To do
Extract the stretch of the entries from their first line through the line containing "- norm-label: Норма расхода ресурсов: [190, 1287, 1556, 1329]", both ends included, and reproduce it word for word.

◆ ◆ ◆ ◆ ◆ ◆ ◆

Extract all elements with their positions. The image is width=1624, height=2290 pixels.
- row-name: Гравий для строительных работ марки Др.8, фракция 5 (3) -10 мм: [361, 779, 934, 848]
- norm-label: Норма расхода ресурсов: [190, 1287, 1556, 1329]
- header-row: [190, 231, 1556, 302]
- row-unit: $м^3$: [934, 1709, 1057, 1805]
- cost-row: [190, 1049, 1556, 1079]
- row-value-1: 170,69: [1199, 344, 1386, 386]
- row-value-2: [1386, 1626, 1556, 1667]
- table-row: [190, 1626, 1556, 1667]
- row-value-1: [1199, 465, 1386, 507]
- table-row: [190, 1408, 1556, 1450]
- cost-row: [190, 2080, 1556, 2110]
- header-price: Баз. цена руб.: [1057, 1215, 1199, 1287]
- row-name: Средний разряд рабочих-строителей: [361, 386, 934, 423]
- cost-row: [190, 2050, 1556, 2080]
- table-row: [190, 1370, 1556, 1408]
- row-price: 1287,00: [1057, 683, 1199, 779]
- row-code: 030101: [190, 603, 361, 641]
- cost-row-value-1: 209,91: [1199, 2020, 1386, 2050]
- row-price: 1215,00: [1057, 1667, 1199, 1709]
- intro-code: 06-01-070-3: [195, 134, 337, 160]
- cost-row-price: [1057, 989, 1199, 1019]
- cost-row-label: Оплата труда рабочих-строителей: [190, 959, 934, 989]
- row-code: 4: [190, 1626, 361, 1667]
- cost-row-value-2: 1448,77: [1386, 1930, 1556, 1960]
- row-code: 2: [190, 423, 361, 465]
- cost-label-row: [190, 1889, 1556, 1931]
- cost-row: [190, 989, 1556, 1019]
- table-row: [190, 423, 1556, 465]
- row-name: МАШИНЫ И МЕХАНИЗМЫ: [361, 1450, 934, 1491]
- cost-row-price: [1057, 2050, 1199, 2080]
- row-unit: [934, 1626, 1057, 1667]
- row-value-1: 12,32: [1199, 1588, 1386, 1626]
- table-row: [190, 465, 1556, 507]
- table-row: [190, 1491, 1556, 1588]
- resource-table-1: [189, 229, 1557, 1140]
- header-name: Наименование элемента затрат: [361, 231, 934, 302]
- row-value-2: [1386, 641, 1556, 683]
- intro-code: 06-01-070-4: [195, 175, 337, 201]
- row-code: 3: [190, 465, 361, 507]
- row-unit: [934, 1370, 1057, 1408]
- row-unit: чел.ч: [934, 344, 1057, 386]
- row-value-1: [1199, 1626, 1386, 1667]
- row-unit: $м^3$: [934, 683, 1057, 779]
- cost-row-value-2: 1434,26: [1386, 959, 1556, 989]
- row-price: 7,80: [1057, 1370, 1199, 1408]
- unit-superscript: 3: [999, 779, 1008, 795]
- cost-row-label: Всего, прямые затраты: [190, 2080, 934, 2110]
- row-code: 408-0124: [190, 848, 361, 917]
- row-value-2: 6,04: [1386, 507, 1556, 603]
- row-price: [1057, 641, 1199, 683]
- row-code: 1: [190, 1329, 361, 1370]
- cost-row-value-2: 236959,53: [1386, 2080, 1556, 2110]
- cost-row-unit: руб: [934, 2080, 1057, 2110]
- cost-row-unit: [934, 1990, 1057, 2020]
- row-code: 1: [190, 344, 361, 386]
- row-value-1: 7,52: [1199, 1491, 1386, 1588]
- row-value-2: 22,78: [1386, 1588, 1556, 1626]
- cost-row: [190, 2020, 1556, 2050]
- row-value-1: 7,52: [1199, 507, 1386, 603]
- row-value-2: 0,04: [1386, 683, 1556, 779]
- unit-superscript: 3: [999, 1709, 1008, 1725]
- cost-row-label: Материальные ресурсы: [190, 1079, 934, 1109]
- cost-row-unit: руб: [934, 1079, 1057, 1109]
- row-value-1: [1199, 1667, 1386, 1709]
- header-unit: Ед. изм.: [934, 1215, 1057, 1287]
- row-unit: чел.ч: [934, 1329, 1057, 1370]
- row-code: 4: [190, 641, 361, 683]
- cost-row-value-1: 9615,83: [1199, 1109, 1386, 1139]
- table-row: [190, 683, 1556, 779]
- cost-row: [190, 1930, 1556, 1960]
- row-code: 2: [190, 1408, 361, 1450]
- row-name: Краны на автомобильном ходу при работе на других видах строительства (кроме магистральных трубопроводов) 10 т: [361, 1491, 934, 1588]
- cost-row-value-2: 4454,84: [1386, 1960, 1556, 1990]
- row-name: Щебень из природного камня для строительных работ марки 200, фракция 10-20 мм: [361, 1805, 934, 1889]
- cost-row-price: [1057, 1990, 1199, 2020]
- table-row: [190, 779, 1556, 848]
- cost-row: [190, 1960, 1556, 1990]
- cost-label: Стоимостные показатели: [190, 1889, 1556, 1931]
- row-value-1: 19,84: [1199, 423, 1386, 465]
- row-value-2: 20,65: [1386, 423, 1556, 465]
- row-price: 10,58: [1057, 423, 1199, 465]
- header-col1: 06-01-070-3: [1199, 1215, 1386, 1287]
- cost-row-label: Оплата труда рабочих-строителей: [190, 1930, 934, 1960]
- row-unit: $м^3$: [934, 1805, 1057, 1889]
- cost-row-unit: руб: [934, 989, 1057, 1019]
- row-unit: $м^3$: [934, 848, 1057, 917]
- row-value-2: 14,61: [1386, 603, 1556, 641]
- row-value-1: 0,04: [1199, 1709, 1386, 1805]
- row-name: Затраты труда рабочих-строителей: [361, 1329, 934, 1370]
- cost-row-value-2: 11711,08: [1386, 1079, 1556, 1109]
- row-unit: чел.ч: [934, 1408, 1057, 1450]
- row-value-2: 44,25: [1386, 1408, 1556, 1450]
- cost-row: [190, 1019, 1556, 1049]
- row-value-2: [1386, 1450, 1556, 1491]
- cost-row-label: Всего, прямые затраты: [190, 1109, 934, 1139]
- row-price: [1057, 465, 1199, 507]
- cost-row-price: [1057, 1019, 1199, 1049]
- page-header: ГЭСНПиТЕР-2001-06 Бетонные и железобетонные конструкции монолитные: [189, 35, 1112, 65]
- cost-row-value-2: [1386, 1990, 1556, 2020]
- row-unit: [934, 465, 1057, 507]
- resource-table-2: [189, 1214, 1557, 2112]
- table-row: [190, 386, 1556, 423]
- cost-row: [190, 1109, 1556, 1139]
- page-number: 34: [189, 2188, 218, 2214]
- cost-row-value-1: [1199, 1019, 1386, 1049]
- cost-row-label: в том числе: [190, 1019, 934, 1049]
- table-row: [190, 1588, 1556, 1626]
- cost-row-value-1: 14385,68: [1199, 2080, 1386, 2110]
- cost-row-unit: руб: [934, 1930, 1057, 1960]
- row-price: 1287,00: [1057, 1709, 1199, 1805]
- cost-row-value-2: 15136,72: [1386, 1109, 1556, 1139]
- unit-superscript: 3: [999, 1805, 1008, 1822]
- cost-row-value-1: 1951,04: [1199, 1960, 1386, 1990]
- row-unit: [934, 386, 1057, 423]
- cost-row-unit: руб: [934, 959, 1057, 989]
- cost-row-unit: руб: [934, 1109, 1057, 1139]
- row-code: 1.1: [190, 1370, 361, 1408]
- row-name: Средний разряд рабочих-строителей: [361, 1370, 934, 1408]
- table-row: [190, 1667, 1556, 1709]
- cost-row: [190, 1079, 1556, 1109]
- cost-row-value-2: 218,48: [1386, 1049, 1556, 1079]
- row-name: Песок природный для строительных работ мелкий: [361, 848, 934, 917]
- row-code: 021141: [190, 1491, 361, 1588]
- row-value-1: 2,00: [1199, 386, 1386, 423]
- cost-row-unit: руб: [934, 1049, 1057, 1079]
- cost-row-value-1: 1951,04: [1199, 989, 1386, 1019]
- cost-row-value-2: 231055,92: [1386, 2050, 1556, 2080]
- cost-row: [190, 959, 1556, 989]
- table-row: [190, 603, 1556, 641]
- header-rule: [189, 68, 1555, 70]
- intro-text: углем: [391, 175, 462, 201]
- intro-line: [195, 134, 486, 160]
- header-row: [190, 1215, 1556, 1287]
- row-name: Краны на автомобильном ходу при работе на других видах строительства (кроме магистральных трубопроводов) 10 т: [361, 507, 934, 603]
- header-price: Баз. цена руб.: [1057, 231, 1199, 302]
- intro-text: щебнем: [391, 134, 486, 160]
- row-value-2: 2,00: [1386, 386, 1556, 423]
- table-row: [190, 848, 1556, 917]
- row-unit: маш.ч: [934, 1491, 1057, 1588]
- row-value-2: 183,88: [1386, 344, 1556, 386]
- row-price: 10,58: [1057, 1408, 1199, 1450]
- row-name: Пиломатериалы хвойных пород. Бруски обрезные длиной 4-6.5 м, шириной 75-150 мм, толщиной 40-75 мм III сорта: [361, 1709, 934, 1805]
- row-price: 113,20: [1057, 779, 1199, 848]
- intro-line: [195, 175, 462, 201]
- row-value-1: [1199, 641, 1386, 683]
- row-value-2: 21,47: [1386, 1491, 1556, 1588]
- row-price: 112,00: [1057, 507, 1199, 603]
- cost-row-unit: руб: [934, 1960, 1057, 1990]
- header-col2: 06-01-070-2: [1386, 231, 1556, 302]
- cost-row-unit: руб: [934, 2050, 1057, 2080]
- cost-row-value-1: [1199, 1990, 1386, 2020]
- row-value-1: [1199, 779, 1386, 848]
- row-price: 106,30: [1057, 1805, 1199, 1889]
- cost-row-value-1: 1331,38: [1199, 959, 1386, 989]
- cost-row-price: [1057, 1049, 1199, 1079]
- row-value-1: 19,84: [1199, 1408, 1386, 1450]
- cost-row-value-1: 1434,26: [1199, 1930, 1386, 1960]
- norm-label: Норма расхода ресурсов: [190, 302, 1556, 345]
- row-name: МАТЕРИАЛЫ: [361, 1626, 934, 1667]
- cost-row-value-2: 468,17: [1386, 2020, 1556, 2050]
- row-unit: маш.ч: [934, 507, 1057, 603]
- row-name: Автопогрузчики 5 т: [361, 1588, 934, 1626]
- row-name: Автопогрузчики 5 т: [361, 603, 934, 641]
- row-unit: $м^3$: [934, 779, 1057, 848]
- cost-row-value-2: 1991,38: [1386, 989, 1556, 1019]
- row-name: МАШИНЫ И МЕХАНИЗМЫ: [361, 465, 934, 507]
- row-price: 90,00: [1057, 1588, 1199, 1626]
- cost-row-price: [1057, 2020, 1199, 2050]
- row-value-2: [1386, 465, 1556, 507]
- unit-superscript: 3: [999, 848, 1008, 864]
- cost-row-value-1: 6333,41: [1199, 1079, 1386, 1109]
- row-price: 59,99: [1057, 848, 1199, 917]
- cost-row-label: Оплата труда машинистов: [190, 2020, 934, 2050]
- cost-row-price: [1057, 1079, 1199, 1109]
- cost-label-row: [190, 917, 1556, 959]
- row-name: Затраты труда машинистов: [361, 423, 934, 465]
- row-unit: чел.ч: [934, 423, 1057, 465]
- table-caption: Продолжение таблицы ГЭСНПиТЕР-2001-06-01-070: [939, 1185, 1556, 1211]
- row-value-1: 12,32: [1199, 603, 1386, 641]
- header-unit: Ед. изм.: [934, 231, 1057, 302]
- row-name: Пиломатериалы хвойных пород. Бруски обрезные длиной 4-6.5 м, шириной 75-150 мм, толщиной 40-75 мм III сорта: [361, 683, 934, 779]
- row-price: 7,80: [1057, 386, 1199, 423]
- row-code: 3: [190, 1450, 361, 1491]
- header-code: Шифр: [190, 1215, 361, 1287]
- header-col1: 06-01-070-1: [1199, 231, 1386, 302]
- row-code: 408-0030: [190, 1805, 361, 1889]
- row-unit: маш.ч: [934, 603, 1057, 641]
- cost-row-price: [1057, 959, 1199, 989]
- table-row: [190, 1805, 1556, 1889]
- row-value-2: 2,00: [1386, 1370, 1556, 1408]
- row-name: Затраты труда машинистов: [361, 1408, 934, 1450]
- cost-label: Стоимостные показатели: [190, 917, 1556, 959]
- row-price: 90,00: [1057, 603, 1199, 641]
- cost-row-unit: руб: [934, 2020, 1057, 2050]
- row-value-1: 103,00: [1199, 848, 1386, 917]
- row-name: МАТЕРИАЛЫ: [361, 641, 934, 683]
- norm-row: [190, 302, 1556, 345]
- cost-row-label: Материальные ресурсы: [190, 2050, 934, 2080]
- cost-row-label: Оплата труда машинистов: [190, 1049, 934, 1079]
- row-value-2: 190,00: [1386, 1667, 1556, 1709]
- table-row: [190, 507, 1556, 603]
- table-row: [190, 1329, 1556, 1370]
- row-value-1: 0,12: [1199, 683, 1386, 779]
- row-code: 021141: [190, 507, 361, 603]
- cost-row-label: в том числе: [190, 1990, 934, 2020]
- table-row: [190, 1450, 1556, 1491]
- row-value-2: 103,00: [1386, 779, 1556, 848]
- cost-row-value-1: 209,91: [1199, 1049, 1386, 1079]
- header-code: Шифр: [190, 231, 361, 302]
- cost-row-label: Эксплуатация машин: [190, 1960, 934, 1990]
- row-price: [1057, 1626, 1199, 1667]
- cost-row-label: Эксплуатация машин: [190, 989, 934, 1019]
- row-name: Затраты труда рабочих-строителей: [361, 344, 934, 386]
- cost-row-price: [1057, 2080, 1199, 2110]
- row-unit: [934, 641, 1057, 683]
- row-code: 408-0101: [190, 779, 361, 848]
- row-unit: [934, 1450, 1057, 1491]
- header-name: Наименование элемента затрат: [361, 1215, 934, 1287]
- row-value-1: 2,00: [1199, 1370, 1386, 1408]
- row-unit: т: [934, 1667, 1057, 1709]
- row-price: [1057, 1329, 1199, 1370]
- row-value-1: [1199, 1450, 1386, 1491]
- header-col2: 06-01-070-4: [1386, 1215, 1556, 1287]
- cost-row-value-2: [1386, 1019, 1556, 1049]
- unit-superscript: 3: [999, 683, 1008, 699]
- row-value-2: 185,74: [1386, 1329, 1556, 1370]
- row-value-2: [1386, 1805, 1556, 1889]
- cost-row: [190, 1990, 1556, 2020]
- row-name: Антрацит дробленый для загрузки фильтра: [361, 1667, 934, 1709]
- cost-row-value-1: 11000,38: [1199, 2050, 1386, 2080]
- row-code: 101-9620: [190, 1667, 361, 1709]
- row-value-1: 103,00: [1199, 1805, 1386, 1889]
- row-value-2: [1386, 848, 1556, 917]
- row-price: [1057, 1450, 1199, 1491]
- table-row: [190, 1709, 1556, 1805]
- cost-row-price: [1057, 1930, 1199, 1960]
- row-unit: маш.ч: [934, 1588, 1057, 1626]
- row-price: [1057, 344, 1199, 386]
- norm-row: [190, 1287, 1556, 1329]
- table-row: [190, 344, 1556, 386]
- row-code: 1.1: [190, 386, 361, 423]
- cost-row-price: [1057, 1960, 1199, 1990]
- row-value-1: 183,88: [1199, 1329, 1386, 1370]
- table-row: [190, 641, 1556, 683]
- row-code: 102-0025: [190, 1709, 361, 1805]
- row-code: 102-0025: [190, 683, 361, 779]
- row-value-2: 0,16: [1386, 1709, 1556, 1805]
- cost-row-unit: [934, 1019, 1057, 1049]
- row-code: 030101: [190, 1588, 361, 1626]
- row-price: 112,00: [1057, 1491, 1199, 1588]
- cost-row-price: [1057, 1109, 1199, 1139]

◆ ◆ ◆ ◆ ◆ ◆ ◆

Correct answer
Extract all elements with their positions. The image is width=1624, height=2290 pixels.
- row-name: Гравий для строительных работ марки Др.8, фракция 5 (3) -10 мм: [361, 779, 934, 848]
- norm-label: Норма расхода ресурсов: [190, 1287, 1556, 1329]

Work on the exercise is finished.